◆ RAW RECORDS ◆
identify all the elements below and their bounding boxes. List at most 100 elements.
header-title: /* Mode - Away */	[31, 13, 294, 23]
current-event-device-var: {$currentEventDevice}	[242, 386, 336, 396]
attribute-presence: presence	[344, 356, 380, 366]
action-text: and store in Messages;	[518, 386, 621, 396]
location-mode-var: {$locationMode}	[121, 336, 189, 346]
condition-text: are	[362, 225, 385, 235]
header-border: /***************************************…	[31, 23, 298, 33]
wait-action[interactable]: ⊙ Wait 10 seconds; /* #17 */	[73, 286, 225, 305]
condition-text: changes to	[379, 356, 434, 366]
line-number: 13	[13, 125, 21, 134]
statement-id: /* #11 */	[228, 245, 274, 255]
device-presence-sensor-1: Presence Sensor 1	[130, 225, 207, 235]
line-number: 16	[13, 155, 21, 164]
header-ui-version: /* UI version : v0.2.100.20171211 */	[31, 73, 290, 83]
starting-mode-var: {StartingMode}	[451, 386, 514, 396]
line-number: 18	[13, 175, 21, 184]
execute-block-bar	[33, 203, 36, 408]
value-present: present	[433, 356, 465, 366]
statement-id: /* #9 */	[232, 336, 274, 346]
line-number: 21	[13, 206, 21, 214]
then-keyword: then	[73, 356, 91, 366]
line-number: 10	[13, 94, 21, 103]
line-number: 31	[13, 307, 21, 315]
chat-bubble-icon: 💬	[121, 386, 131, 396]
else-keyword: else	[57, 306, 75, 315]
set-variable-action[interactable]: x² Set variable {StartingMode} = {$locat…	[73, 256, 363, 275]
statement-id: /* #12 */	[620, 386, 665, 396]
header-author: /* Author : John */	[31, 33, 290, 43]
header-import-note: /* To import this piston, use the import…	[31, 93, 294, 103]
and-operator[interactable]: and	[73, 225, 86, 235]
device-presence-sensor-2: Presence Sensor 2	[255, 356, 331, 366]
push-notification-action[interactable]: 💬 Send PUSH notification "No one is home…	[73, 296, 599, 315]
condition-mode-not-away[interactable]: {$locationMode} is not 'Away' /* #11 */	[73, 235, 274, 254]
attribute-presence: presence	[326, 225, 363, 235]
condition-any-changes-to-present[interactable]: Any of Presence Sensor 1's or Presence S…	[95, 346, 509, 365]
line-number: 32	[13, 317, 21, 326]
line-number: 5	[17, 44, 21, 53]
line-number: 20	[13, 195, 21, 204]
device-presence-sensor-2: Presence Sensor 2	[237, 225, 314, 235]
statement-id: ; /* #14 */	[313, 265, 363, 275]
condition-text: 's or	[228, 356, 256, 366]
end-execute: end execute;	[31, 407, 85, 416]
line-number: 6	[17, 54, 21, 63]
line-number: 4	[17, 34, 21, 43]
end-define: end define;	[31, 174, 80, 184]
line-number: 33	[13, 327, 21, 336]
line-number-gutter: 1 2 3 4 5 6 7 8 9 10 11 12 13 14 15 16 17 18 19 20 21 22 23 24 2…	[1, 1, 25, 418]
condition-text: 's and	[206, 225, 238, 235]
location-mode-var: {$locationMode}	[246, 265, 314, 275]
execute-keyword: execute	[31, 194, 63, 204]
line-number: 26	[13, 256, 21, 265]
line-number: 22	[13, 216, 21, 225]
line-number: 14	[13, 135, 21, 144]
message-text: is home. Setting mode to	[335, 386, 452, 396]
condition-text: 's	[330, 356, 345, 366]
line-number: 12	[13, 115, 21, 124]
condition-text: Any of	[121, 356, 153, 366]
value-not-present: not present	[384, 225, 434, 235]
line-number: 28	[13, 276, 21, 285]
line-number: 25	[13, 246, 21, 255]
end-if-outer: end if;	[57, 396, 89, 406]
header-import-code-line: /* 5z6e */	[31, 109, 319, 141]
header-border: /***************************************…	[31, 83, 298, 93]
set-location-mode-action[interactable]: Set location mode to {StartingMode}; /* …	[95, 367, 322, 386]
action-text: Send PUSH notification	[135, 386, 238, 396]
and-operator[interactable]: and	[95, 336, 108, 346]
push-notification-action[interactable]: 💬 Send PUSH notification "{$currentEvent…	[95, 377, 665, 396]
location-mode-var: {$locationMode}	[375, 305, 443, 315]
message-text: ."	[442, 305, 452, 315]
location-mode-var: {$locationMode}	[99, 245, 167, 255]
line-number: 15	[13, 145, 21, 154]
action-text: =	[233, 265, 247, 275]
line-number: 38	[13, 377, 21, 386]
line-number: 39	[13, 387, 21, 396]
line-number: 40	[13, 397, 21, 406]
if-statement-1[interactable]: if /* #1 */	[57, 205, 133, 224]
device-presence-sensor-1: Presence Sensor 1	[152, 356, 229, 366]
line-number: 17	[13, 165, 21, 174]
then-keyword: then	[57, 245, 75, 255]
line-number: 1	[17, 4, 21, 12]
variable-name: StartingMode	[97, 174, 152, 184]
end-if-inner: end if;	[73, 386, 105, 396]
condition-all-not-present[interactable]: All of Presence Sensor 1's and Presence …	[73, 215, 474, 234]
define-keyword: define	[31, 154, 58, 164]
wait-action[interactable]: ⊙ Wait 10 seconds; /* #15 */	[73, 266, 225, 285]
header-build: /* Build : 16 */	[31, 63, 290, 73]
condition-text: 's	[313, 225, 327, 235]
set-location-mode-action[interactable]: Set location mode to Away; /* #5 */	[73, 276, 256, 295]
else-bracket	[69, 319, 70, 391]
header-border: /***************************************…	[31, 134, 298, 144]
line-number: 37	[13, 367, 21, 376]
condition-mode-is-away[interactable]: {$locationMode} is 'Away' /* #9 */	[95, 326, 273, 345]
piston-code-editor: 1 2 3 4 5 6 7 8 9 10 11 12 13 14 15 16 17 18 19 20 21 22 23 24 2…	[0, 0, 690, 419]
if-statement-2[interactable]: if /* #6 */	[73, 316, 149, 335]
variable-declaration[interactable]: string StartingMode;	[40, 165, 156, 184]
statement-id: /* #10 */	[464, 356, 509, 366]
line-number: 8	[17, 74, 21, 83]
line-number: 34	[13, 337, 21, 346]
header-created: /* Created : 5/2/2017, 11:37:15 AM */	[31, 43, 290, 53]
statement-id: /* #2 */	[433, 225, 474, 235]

◆ GIVEN EXERCISE ◆
Rewrite everything from the start of the listing down to the line containing "225, 385, 235]", both ends included, as a Markdown table with the columns "Row" and "Line", leaving out blank lines.

◆ THE RESULT ◆
| Row | Line |
|---|---|
| 1 | identify all the elements below and their bounding boxes. List at most 100 elements. |
| 2 | header-title: /* Mode - Away */	[31, 13, 294, 23] |
| 3 | current-event-device-var: {$currentEventDevice}	[242, 386, 336, 396] |
| 4 | attribute-presence: presence	[344, 356, 380, 366] |
| 5 | action-text: and store in Messages;	[518, 386, 621, 396] |
| 6 | location-mode-var: {$locationMode}	[121, 336, 189, 346] |
| 7 | condition-text: are	[362, 225, 385, 235] |